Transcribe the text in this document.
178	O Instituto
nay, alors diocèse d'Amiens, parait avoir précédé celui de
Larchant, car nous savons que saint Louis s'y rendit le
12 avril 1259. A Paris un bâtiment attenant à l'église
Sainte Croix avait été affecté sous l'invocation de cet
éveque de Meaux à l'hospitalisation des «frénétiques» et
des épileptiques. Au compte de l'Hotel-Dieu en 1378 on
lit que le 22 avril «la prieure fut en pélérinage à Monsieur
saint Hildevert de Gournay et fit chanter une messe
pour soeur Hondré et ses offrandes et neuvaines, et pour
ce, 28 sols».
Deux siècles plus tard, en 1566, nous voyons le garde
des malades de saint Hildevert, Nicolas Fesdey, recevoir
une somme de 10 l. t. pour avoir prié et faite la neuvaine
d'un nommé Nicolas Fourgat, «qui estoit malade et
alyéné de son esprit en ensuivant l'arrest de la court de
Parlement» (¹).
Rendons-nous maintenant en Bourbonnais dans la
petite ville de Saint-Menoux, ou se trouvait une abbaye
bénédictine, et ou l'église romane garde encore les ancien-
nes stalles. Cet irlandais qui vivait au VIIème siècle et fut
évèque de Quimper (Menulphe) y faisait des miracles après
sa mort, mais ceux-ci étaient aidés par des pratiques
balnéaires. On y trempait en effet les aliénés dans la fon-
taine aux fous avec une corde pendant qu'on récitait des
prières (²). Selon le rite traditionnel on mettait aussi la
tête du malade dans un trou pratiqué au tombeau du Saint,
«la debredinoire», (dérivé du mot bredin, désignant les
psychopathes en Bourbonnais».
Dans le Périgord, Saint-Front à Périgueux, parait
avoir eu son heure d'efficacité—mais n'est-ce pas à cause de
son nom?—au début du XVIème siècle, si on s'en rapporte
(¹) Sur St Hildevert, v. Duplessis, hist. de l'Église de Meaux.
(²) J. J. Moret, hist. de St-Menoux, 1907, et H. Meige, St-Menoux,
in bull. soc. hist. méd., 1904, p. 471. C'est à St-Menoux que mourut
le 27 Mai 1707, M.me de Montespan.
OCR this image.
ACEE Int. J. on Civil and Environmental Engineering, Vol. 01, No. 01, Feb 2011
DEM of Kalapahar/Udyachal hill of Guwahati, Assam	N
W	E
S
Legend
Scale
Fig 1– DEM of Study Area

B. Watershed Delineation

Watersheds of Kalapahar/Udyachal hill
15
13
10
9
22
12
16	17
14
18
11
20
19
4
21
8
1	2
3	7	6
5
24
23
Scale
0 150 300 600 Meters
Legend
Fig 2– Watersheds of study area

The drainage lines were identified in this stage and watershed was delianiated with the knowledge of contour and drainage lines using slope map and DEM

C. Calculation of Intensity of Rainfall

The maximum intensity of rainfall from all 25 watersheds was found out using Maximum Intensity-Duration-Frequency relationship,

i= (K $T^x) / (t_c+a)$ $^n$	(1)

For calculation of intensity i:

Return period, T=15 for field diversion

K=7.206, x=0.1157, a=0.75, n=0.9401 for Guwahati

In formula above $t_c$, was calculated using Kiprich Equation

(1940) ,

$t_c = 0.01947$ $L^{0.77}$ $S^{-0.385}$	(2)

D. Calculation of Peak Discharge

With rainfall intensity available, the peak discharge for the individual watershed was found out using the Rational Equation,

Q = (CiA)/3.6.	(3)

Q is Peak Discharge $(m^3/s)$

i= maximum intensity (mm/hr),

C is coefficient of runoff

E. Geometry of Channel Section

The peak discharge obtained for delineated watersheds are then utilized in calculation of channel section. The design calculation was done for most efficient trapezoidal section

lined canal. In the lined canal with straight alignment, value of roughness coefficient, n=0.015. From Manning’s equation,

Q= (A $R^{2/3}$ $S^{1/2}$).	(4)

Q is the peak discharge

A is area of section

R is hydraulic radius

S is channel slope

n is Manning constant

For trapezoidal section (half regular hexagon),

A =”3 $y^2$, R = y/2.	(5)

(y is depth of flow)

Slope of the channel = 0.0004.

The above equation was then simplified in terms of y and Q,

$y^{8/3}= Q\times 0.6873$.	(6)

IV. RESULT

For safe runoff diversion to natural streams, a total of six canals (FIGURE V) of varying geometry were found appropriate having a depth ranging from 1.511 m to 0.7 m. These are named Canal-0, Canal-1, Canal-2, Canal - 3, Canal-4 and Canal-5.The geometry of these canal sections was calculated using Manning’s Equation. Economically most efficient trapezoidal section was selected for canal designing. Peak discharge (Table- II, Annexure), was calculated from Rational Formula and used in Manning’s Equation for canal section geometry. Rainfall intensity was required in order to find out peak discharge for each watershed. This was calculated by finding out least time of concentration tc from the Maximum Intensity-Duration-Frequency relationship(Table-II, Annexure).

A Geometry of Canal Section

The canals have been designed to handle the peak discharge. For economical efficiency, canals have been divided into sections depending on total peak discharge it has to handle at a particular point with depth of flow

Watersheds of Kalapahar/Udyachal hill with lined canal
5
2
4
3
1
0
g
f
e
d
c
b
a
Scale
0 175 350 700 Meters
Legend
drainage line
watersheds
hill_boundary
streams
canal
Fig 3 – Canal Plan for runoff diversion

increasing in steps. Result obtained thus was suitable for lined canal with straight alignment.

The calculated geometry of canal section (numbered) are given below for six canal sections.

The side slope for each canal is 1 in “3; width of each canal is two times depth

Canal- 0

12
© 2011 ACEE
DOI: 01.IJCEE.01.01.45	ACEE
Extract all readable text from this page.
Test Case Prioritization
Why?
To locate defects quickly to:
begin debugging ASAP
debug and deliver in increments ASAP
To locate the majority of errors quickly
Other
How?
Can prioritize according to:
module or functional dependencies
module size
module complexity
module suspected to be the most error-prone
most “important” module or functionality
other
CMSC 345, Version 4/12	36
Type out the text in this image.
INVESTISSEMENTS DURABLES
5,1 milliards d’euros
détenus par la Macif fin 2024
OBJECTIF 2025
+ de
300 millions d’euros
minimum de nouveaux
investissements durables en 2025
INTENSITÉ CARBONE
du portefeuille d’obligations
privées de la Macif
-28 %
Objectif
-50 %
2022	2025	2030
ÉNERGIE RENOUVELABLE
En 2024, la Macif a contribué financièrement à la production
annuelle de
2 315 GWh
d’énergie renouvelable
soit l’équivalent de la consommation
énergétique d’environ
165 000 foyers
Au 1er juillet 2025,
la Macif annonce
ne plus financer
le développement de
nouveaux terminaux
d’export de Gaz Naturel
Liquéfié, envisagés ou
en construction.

### The exercise
Return the entries above exactly as they appear.

### Task output
Transcribe the text in this document.
178	O Instituto
nay, alors diocèse d'Amiens, parait avoir précédé celui de
Larchant, car nous savons que saint Louis s'y rendit le
12 avril 1259. A Paris un bâtiment attenant à l'église
Sainte Croix avait été affecté sous l'invocation de cet
éveque de Meaux à l'hospitalisation des «frénétiques» et
des épileptiques. Au compte de l'Hotel-Dieu en 1378 on
lit que le 22 avril «la prieure fut en pélérinage à Monsieur
saint Hildevert de Gournay et fit chanter une messe
pour soeur Hondré et ses offrandes et neuvaines, et pour
ce, 28 sols».
Deux siècles plus tard, en 1566, nous voyons le garde
des malades de saint Hildevert, Nicolas Fesdey, recevoir
une somme de 10 l. t. pour avoir prié et faite la neuvaine
d'un nommé Nicolas Fourgat, «qui estoit malade et
alyéné de son esprit en ensuivant l'arrest de la court de
Parlement» (¹).
Rendons-nous maintenant en Bourbonnais dans la
petite ville de Saint-Menoux, ou se trouvait une abbaye
bénédictine, et ou l'église romane garde encore les ancien-
nes stalles. Cet irlandais qui vivait au VIIème siècle et fut
évèque de Quimper (Menulphe) y faisait des miracles après
sa mort, mais ceux-ci étaient aidés par des pratiques
balnéaires. On y trempait en effet les aliénés dans la fon-
taine aux fous avec une corde pendant qu'on récitait des
prières (²). Selon le rite traditionnel on mettait aussi la
tête du malade dans un trou pratiqué au tombeau du Saint,
«la debredinoire», (dérivé du mot bredin, désignant les
psychopathes en Bourbonnais».
Dans le Périgord, Saint-Front à Périgueux, parait
avoir eu son heure d'efficacité—mais n'est-ce pas à cause de
son nom?—au début du XVIème siècle, si on s'en rapporte
(¹) Sur St Hildevert, v. Duplessis, hist. de l'Église de Meaux.
(²) J. J. Moret, hist. de St-Menoux, 1907, et H. Meige, St-Menoux,
in bull. soc. hist. méd., 1904, p. 471. C'est à St-Menoux que mourut
le 27 Mai 1707, M.me de Montespan.
OCR this image.
ACEE Int. J. on Civil and Environmental Engineering, Vol. 01, No. 01, Feb 2011
DEM of Kalapahar/Udyachal hill of Guwahati, Assam	N
W	E
S
Legend
Scale
Fig 1– DEM of Study Area

B. Watershed Delineation

Watersheds of Kalapahar/Udyachal hill
15
13
10
9
22
12
16	17
14
18
11
20
19
4
21
8
1	2
3	7	6
5
24
23
Scale
0 150 300 600 Meters
Legend
Fig 2– Watersheds of study area

The drainage lines were identified in this stage and watershed was delianiated with the knowledge of contour and drainage lines using slope map and DEM

C. Calculation of Intensity of Rainfall

The maximum intensity of rainfall from all 25 watersheds was found out using Maximum Intensity-Duration-Frequency relationship,

i= (K $T^x) / (t_c+a)$ $^n$	(1)

For calculation of intensity i:

Return period, T=15 for field diversion

K=7.206, x=0.1157, a=0.75, n=0.9401 for Guwahati

In formula above $t_c$, was calculated using Kiprich Equation

(1940) ,

$t_c = 0.01947$ $L^{0.77}$ $S^{-0.385}$	(2)

D. Calculation of Peak Discharge

With rainfall intensity available, the peak discharge for the individual watershed was found out using the Rational Equation,

Q = (CiA)/3.6.	(3)

Q is Peak Discharge $(m^3/s)$

i= maximum intensity (mm/hr),

C is coefficient of runoff

E. Geometry of Channel Section

The peak discharge obtained for delineated watersheds are then utilized in calculation of channel section. The design calculation was done for most efficient trapezoidal section

lined canal. In the lined canal with straight alignment, value of roughness coefficient, n=0.015. From Manning’s equation,

Q= (A $R^{2/3}$ $S^{1/2}$).	(4)

Q is the peak discharge

A is area of section

R is hydraulic radius

S is channel slope

n is Manning constant

For trapezoidal section (half regular hexagon),

A =”3 $y^2$, R = y/2.	(5)

(y is depth of flow)

Slope of the channel = 0.0004.

The above equation was then simplified in terms of y and Q,

$y^{8/3}= Q\times 0.6873$.	(6)

IV. RESULT

For safe runoff diversion to natural streams, a total of six canals (FIGURE V) of varying geometry were found appropriate having a depth ranging from 1.511 m to 0.7 m. These are named Canal-0, Canal-1, Canal-2, Canal - 3, Canal-4 and Canal-5.The geometry of these canal sections was calculated using Manning’s Equation. Economically most efficient trapezoidal section was selected for canal designing. Peak discharge (Table- II, Annexure), was calculated from Rational Formula and used in Manning’s Equation for canal section geometry. Rainfall intensity was required in order to find out peak discharge for each watershed. This was calculated by finding out least time of concentration tc from the Maximum Intensity-Duration-Frequency relationship(Table-II, Annexure).

A Geometry of Canal Section

The canals have been designed to handle the peak discharge. For economical efficiency, canals have been divided into sections depending on total peak discharge it has to handle at a particular point with depth of flow

Watersheds of Kalapahar/Udyachal hill with lined canal
5
2
4
3
1
0
g
f
e
d
c
b
a
Scale
0 175 350 700 Meters
Legend
drainage line
watersheds
hill_boundary
streams
canal
Fig 3 – Canal Plan for runoff diversion

increasing in steps. Result obtained thus was suitable for lined canal with straight alignment.

The calculated geometry of canal section (numbered) are given below for six canal sections.

The side slope for each canal is 1 in “3; width of each canal is two times depth

Canal- 0

12
© 2011 ACEE
DOI: 01.IJCEE.01.01.45	ACEE
Extract all readable text from this page.
Test Case Prioritization
Why?
To locate defects quickly to:
begin debugging ASAP
debug and deliver in increments ASAP
To locate the majority of errors quickly
Other
How?
Can prioritize according to:
module or functional dependencies
module size
module complexity
module suspected to be the most error-prone
most “important” module or functionality
other
CMSC 345, Version 4/12	36
Type out the text in this image.
INVESTISSEMENTS DURABLES
5,1 milliards d’euros
détenus par la Macif fin 2024
OBJECTIF 2025
+ de
300 millions d’euros
minimum de nouveaux
investissements durables en 2025
INTENSITÉ CARBONE
du portefeuille d’obligations
privées de la Macif
-28 %
Objectif
-50 %
2022	2025	2030
ÉNERGIE RENOUVELABLE
En 2024, la Macif a contribué financièrement à la production
annuelle de
2 315 GWh
d’énergie renouvelable
soit l’équivalent de la consommation
énergétique d’environ
165 000 foyers
Au 1er juillet 2025,
la Macif annonce
ne plus financer
le développement de
nouveaux terminaux
d’export de Gaz Naturel
Liquéfié, envisagés ou
en construction.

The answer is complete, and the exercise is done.